__GIVEN TASK__: Could you write out every one of the following entries again, line for line, without changing a single character?

(Item position entries)
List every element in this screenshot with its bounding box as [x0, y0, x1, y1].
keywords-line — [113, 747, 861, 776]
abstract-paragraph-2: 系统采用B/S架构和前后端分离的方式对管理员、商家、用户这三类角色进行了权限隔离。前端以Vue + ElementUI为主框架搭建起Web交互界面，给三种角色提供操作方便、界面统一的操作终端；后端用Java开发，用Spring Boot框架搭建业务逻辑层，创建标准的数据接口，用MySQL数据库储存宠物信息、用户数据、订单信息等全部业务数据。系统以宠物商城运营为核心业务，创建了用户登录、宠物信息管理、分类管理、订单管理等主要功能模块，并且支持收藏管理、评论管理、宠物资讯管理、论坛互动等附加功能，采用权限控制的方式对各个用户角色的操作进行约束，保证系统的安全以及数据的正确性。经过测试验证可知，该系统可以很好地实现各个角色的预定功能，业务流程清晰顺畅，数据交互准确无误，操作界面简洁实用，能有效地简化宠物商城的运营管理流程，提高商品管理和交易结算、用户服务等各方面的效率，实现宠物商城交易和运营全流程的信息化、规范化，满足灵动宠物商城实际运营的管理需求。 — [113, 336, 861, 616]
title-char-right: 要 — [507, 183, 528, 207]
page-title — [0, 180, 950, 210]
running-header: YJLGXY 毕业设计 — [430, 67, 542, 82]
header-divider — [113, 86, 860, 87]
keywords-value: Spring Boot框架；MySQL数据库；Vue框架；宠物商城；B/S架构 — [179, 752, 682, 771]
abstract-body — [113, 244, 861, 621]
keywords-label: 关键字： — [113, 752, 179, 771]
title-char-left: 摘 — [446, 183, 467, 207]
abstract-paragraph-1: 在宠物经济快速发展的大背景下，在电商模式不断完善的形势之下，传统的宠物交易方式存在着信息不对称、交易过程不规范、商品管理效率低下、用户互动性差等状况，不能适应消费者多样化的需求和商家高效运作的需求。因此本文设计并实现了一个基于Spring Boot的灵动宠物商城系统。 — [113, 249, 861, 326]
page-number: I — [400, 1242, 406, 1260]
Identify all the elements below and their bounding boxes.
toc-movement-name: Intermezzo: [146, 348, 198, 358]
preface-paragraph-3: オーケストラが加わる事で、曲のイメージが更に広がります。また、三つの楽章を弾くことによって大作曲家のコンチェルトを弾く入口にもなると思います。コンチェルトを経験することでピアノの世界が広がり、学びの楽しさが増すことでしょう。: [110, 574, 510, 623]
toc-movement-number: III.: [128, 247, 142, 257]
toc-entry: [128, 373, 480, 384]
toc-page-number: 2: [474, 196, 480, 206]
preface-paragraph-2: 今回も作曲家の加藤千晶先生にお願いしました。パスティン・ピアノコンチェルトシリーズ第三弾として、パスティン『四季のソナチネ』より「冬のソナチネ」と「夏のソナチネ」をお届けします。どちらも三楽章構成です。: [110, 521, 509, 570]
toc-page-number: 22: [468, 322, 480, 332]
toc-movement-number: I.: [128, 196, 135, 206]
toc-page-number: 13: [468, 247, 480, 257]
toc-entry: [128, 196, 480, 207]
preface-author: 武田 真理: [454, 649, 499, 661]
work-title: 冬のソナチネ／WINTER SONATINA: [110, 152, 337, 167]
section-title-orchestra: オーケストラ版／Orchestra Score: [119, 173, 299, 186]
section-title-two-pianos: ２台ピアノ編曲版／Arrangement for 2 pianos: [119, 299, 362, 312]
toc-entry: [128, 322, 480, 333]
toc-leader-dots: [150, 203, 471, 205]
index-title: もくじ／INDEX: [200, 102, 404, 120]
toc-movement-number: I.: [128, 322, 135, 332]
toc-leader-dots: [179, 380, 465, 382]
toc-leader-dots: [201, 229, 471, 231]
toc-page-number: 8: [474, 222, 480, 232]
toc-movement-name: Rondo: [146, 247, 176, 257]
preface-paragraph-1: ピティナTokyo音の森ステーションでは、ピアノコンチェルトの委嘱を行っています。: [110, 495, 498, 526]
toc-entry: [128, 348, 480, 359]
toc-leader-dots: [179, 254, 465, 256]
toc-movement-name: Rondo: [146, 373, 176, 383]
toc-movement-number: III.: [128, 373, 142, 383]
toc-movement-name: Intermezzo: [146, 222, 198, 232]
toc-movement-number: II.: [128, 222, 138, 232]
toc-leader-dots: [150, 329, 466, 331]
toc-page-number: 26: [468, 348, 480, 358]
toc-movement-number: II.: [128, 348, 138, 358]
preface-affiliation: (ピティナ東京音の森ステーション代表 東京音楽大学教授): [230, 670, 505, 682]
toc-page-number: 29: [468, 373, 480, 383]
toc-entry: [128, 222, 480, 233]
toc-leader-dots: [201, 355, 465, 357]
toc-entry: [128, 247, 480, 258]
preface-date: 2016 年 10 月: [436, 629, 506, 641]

__ANSWER TO THE EXERCISE__:
List every element in this screenshot with its bounding box as [x0, y0, x1, y1].
keywords-line — [113, 747, 861, 776]
abstract-paragraph-2: 系统采用B/S架构和前后端分离的方式对管理员、商家、用户这三类角色进行了权限隔离。前端以Vue + ElementUI为主框架搭建起Web交互界面，给三种角色提供操作方便、界面统一的操作终端；后端用Java开发，用Spring Boot框架搭建业务逻辑层，创建标准的数据接口，用MySQL数据库储存宠物信息、用户数据、订单信息等全部业务数据。系统以宠物商城运营为核心业务，创建了用户登录、宠物信息管理、分类管理、订单管理等主要功能模块，并且支持收藏管理、评论管理、宠物资讯管理、论坛互动等附加功能，采用权限控制的方式对各个用户角色的操作进行约束，保证系统的安全以及数据的正确性。经过测试验证可知，该系统可以很好地实现各个角色的预定功能，业务流程清晰顺畅，数据交互准确无误，操作界面简洁实用，能有效地简化宠物商城的运营管理流程，提高商品管理和交易结算、用户服务等各方面的效率，实现宠物商城交易和运营全流程的信息化、规范化，满足灵动宠物商城实际运营的管理需求。 — [113, 336, 861, 616]
title-char-right: 要 — [507, 183, 528, 207]
page-title — [0, 180, 950, 210]
running-header: YJLGXY 毕业设计 — [430, 67, 542, 82]
header-divider — [113, 86, 860, 87]
keywords-value: Spring Boot框架；MySQL数据库；Vue框架；宠物商城；B/S架构 — [179, 752, 682, 771]
abstract-body — [113, 244, 861, 621]
keywords-label: 关键字： — [113, 752, 179, 771]
title-char-left: 摘 — [446, 183, 467, 207]
abstract-paragraph-1: 在宠物经济快速发展的大背景下，在电商模式不断完善的形势之下，传统的宠物交易方式存在着信息不对称、交易过程不规范、商品管理效率低下、用户互动性差等状况，不能适应消费者多样化的需求和商家高效运作的需求。因此本文设计并实现了一个基于Spring Boot的灵动宠物商城系统。 — [113, 249, 861, 326]
page-number: I — [400, 1242, 406, 1260]
Identify all the elements below and their bounding boxes.
toc-movement-name: Intermezzo: [146, 348, 198, 358]
preface-paragraph-3: オーケストラが加わる事で、曲のイメージが更に広がります。また、三つの楽章を弾くことによって大作曲家のコンチェルトを弾く入口にもなると思います。コンチェルトを経験することでピアノの世界が広がり、学びの楽しさが増すことでしょう。: [110, 574, 510, 623]
toc-movement-number: III.: [128, 247, 142, 257]
toc-entry: [128, 373, 480, 384]
toc-page-number: 2: [474, 196, 480, 206]
preface-paragraph-2: 今回も作曲家の加藤千晶先生にお願いしました。パスティン・ピアノコンチェルトシリーズ第三弾として、パスティン『四季のソナチネ』より「冬のソナチネ」と「夏のソナチネ」をお届けします。どちらも三楽章構成です。: [110, 521, 509, 570]
toc-page-number: 22: [468, 322, 480, 332]
toc-movement-number: I.: [128, 196, 135, 206]
toc-page-number: 13: [468, 247, 480, 257]
toc-entry: [128, 196, 480, 207]
preface-author: 武田 真理: [454, 649, 499, 661]
work-title: 冬のソナチネ／WINTER SONATINA: [110, 152, 337, 167]
section-title-orchestra: オーケストラ版／Orchestra Score: [119, 173, 299, 186]
section-title-two-pianos: ２台ピアノ編曲版／Arrangement for 2 pianos: [119, 299, 362, 312]
toc-entry: [128, 322, 480, 333]
toc-leader-dots: [150, 203, 471, 205]
index-title: もくじ／INDEX: [200, 102, 404, 120]
toc-movement-number: I.: [128, 322, 135, 332]
toc-leader-dots: [179, 380, 465, 382]
toc-leader-dots: [201, 229, 471, 231]
toc-page-number: 8: [474, 222, 480, 232]
toc-movement-name: Rondo: [146, 247, 176, 257]
preface-paragraph-1: ピティナTokyo音の森ステーションでは、ピアノコンチェルトの委嘱を行っています。: [110, 495, 498, 526]
toc-entry: [128, 348, 480, 359]
toc-leader-dots: [179, 254, 465, 256]
toc-movement-name: Rondo: [146, 373, 176, 383]
toc-movement-number: III.: [128, 373, 142, 383]
toc-movement-name: Intermezzo: [146, 222, 198, 232]
toc-movement-number: II.: [128, 222, 138, 232]
toc-leader-dots: [150, 329, 466, 331]
toc-page-number: 26: [468, 348, 480, 358]
toc-movement-number: II.: [128, 348, 138, 358]
preface-affiliation: (ピティナ東京音の森ステーション代表 東京音楽大学教授): [230, 670, 505, 682]
toc-page-number: 29: [468, 373, 480, 383]
toc-entry: [128, 222, 480, 233]
toc-leader-dots: [201, 355, 465, 357]
toc-entry: [128, 247, 480, 258]
preface-date: 2016 年 10 月: [436, 629, 506, 641]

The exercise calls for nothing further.